##### Page extract

It should be going into mathlib

Patrick Massot (Oct 09 2018 at 15:27):

with mathlib quality

Kevin Buzzard (Oct 09 2018 at 15:34):

I thought you'd say that.

Patrick Massot (Oct 09 2018 at 15:37):

And we also need progress by @Scott Morrison on sheaves

Kevin Buzzard (Oct 09 2018 at 15:37):

A big question here is what to do with the sheaf theory. I defined a sheaf of rings and a presheaf of sets and a sheaf of sets on a basis of a topological space and blah blah blah; do we just sit and wait for more category theory stuff or use the fact that everything is a typeclass so the low-level approach is fine? How long will it be before mathlib contains all the machinery necessary to write "let F be a presheaf of rings on the topological space X" in a category-theory-like manner, so I don't have to also define morphisms of presheaves?

Kevin Buzzard (Oct 09 2018 at 15:38):

two minds with a single thought :-)

Patrick Massot (Oct 09 2018 at 15:39):

This is blocking for the perfectoid project as well (also blocked by ring completions, subring issue, etc...)

Johan Commelin (Oct 09 2018 at 16:18):

Right. I think those presheaves are pretty close. As soon as @Scott Morrison's coauthors stop being grumpy, we will get backwards_reasoning and then all sorts of limits. After that a bunch of stuff about sheaves will be within reach.

Kevin Buzzard (Oct 09 2018 at 16:20):

I managed just fine in the schemes project with no category theory. Part of me is scared that using the category theory stuff will actually make things more complicated! And unfortunately I must be completely honest and say that I have not been paying careful attention to exactly what is there and what is not there. I know that Scott's work seems to rely on a bunch of automation and I know that these things are very complicated to get right and that I know essentially nothing which would help. I would like to contribute to Scott's work by actually trying it out in some basic cases and then asking for advice when I can't get it to work.

Perhaps going back to the stacks project and doing it all again using the category-theoretic tools that we either have already or will have soon would be a good test case for this category theory stuff. I think that in particular getting the parts of category theory working which are used widely outside of pure category theory would be an important project.

Kevin Buzzard (Oct 09 2018 at 16:20):

Golly so we need backwards reasoning and then limits and _then_ sheaves? Because the sheaf axiom says that some map to a limit is an isomorphism?

##########

**What the exercise asks**
Pick up the chat about sheaf theory and category theory in mathlib from its final message, and continue the discussion.

##### Recorded data

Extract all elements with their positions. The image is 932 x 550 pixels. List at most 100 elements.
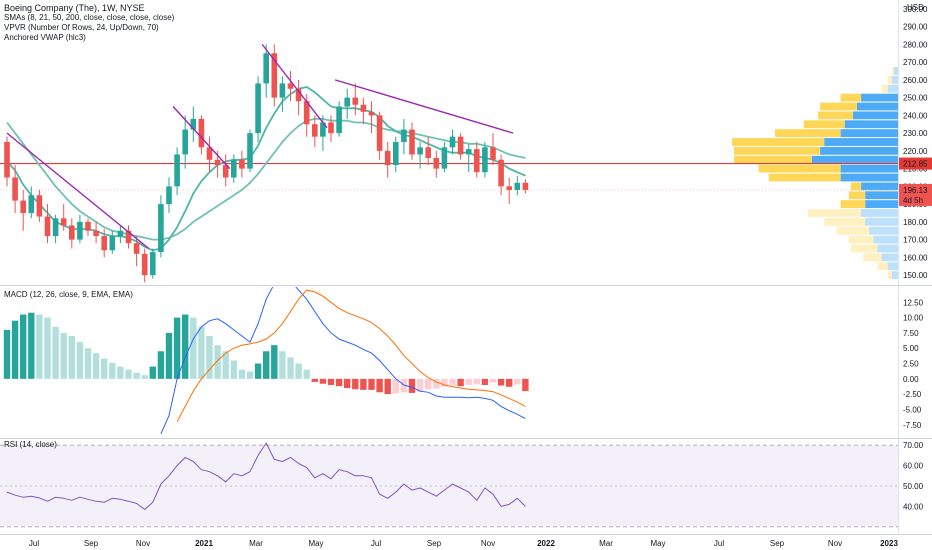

##########

**Final result**
Patrick Massot (Oct 09 2018 at 16:21):

Right, we need someone totally unrelated to GRU to visit Scott's collaborators towns for tourism

Johan Commelin (Oct 09 2018 at 16:26):

@Kevin Buzzard I think we should certainly try to take advantage of category theory. After all, we want étale cohomology next, and then you don't want to have live in a parallel universe where you have no category theory available...

Patrick Massot (Oct 09 2018 at 16:27):

Johan, I cannot allow you to bad mouth Bourbaki

Johan Commelin (Oct 09 2018 at 16:28):

What did I say wrong? :cold_sweat:

Patrick Massot (Oct 09 2018 at 16:28):

You don't like living in a parallel universe without category theory

Johan Commelin (Oct 09 2018 at 16:29):

Bourbaki never wrote a volume on étale cohomology.

Patrick Massot (Oct 09 2018 at 16:30):

Oh, I just received an email from Bourbaki

Patrick Massot (Oct 09 2018 at 16:30):

But it's not about category theory

Johan Commelin (Oct 09 2018 at 16:31):

Oh, I just received an email from Bourbaki

He invites you to give a seminar talk about interactive theorem proving?

Patrick Massot (Oct 09 2018 at 16:31):

He wants another seminar talk

Johan Commelin (Oct 09 2018 at 16:31):

He wants another seminar talk

Congratulations!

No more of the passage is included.